--- BEGIN TEXT ---

Mr. Colman submits that in the Act of 1974 there are strong indications that what is rendered illegal is insurance business of classes identified by reference to the conduct of effecting and carrying out particular contracts of insurance; and that the Act does not render illegal the making of individual contracts of insurance of particular classes merely because the insurer lacks authorisation for carrying on business of that particular class. The statute does indeed contain no [*1003] express prohibition on the making of contracts of insurance of an unauthorised class. It is therefore submitted that where it is the carrying on of such business which is rendered illegal, as distinct from the effecting of individual contracts of insurance, such contracts entered into in course of carrying on the unauthorised business should not be illegal and void unless the Act of 1974 itself contains expressly or by implication a provision to that effect.

 

Of the highest persuasive force in considering this question is the decision of the High Court of Australia, unfortunately not cited to Parker J., in Yango Pastoral Co. Pty. Ltd. v. First Chicago Australia Ltd. (1978) 139 C.L.R. 410. Since that case is directly in point it is necessary to examine it and in particular the judgment of Mason J. in some detail. First Chicago sued Yango on a covenant in a mortgage and sued other defendants as guarantors. Section 8 of the Banking Act 1959 prohibited a body corporate from carrying on any banking business without authority and imposed a daily penalty for contravention. The defence was that because the mortgage constituted unauthorised banking business the loan, the mortgage and the guarantee were illegal and void. Although First Chicago was held to have been carrying on at all material times an unauthorised banking business in contravention of the Banking Act the defence failed in all the Australian courts.

--- END TEXT ---
--- BEGIN DATASET EXTRACT ---

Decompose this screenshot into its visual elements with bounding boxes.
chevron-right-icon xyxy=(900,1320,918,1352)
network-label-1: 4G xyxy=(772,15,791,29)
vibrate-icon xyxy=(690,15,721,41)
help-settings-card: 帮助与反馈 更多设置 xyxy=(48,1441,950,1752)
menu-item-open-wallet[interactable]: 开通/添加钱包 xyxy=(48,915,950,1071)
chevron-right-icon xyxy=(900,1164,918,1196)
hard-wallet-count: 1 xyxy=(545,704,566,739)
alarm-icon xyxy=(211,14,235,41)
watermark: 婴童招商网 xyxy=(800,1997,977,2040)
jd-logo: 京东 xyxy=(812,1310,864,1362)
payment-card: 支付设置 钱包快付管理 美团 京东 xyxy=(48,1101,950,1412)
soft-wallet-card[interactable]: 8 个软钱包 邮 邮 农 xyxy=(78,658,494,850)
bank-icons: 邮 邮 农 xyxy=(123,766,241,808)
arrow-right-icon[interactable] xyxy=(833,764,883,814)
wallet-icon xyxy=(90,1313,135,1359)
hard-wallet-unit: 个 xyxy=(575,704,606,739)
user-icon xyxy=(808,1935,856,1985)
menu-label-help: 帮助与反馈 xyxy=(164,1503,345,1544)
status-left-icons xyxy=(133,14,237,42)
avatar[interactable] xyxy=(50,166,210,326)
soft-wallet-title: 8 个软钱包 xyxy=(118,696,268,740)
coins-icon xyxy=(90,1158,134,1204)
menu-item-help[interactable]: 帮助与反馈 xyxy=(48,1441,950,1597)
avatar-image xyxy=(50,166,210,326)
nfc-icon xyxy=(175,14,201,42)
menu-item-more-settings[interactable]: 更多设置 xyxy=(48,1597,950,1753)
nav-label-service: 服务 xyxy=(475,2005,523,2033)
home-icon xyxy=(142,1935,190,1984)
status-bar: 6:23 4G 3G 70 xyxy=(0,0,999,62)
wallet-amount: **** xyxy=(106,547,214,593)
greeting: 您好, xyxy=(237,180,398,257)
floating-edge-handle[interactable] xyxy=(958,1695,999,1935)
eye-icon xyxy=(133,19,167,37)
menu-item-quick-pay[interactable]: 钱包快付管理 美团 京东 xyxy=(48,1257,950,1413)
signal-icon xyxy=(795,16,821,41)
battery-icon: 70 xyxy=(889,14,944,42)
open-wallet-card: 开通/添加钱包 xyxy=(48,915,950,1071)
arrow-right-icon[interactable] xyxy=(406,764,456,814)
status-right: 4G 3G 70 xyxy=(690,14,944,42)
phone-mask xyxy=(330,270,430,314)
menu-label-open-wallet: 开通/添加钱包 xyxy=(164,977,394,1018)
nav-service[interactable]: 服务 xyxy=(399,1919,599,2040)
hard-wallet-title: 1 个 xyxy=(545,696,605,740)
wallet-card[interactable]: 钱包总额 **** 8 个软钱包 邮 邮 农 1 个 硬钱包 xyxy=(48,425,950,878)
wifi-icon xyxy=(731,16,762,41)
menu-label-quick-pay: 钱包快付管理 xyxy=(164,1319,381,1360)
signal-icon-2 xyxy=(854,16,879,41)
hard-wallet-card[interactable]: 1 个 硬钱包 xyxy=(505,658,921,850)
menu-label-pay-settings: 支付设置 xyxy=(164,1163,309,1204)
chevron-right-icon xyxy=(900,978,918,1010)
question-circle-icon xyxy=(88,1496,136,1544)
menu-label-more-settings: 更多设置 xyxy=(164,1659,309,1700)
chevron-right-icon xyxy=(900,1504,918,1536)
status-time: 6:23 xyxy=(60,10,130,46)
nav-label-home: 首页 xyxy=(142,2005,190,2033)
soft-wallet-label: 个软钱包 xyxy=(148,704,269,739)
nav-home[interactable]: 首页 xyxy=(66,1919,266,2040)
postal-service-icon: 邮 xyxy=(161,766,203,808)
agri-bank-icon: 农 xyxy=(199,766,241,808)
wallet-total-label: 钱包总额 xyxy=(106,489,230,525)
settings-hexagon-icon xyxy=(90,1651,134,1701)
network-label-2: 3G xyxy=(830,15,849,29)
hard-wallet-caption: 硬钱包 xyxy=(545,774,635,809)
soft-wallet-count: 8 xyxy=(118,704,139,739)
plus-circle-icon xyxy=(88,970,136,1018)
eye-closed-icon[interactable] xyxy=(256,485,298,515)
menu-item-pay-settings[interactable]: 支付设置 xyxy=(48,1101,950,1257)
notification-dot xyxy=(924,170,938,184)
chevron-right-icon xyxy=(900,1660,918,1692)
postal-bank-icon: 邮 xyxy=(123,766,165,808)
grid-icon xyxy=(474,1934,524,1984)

--- END DATASET EXTRACT ---

> EXERCISE SET
A) From the legal text, list each thing that the defense in the Australian case claimed was illegal and void.
B) Please state which provision, according to the legal text, prohibited a body corporate from carrying on any banking business without authority.

> SOLUTIONS FOR EACH TASK
A)
- the loan
- the mortgage
- the guarantee

B) Section 8 of the Banking Act 1959.